** START DATA RECORDS **
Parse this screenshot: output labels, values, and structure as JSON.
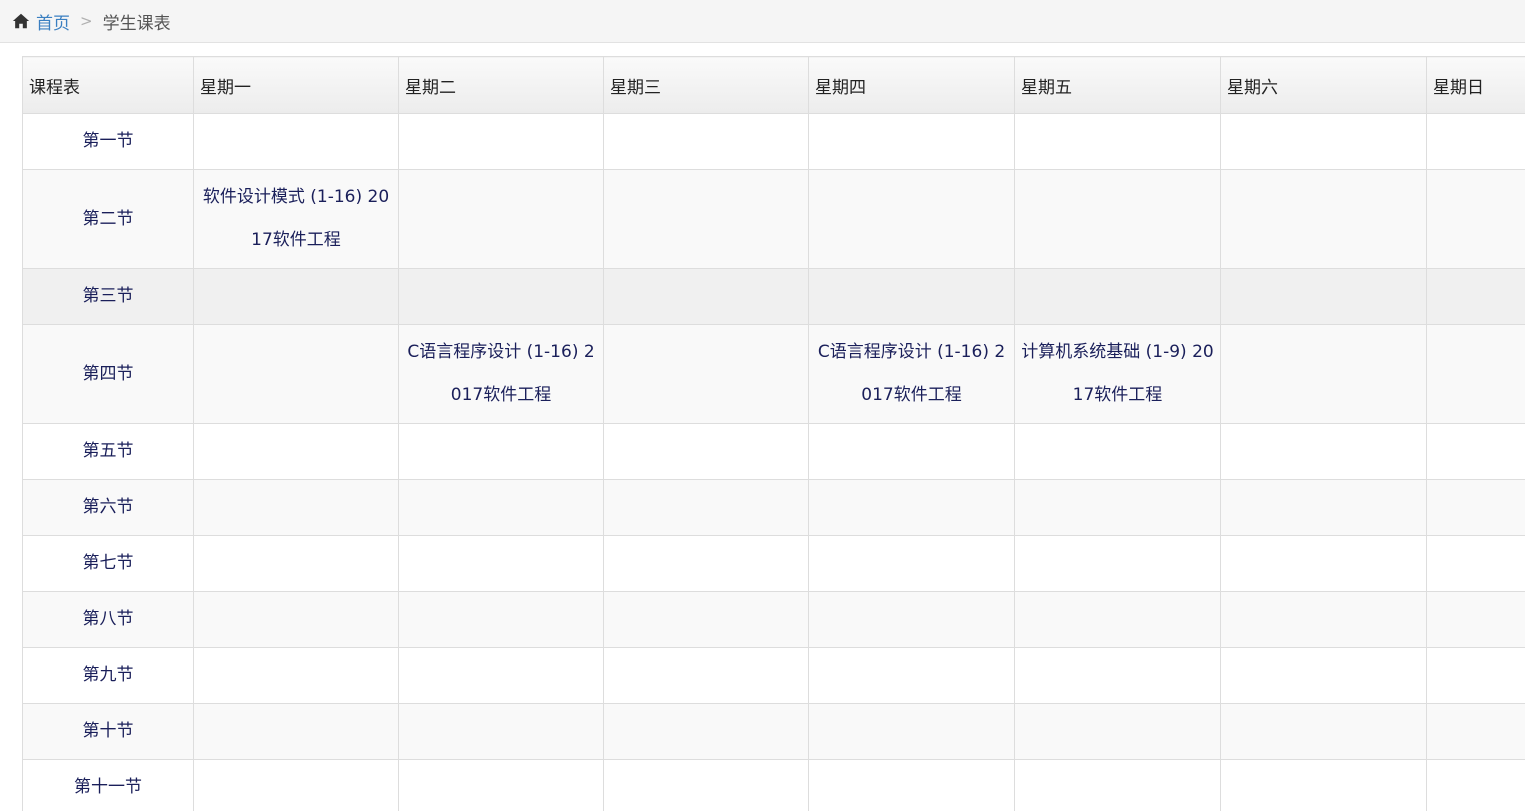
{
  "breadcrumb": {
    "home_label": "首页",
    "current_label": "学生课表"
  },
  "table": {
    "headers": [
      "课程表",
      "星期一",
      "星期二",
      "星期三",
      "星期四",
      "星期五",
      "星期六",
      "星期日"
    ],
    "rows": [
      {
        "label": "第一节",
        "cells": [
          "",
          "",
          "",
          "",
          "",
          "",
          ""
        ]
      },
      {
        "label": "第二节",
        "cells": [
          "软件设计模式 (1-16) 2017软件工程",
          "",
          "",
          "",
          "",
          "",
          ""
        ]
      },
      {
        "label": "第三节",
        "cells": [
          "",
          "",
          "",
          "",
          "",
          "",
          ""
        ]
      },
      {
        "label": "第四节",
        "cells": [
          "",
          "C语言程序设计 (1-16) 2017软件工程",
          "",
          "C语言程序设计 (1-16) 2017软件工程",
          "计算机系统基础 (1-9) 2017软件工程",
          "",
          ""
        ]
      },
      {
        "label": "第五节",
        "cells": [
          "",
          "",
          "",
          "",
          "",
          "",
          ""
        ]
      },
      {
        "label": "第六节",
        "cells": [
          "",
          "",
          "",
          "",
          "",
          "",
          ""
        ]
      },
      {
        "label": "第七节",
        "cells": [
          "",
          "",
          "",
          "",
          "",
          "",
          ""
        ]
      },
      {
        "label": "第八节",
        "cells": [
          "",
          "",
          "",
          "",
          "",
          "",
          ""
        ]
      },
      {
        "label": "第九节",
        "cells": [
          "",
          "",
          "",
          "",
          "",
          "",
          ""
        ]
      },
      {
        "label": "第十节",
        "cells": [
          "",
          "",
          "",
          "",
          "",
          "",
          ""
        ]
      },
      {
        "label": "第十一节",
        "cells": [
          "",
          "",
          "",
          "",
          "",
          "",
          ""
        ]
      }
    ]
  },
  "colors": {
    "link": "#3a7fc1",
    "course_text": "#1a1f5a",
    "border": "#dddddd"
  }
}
** END DATA RECORDS **
=== STATED PROBLEM ===
Transcribe every entry word for word, but omit the pictures.

=== THE ANSWER ===
Parse this screenshot: output labels, values, and structure as JSON.
{
  "breadcrumb": {
    "home_label": "首页",
    "current_label": "学生课表"
  },
  "table": {
    "headers": [
      "课程表",
      "星期一",
      "星期二",
      "星期三",
      "星期四",
      "星期五",
      "星期六",
      "星期日"
    ],
    "rows": [
      {
        "label": "第一节",
        "cells": [
          "",
          "",
          "",
          "",
          "",
          "",
          ""
        ]
      },
      {
        "label": "第二节",
        "cells": [
          "软件设计模式 (1-16) 2017软件工程",
          "",
          "",
          "",
          "",
          "",
          ""
        ]
      },
      {
        "label": "第三节",
        "cells": [
          "",
          "",
          "",
          "",
          "",
          "",
          ""
        ]
      },
      {
        "label": "第四节",
        "cells": [
          "",
          "C语言程序设计 (1-16) 2017软件工程",
          "",
          "C语言程序设计 (1-16) 2017软件工程",
          "计算机系统基础 (1-9) 2017软件工程",
          "",
          ""
        ]
      },
      {
        "label": "第五节",
        "cells": [
          "",
          "",
          "",
          "",
          "",
          "",
          ""
        ]
      },
      {
        "label": "第六节",
        "cells": [
          "",
          "",
          "",
          "",
          "",
          "",
          ""
        ]
      },
      {
        "label": "第七节",
        "cells": [
          "",
          "",
          "",
          "",
          "",
          "",
          ""
        ]
      },
      {
        "label": "第八节",
        "cells": [
          "",
          "",
          "",
          "",
          "",
          "",
          ""
        ]
      },
      {
        "label": "第九节",
        "cells": [
          "",
          "",
          "",
          "",
          "",
          "",
          ""
        ]
      },
      {
        "label": "第十节",
        "cells": [
          "",
          "",
          "",
          "",
          "",
          "",
          ""
        ]
      },
      {
        "label": "第十一节",
        "cells": [
          "",
          "",
          "",
          "",
          "",
          "",
          ""
        ]
      }
    ]
  },
  "colors": {
    "link": "#3a7fc1",
    "course_text": "#1a1f5a",
    "border": "#dddddd"
  }
}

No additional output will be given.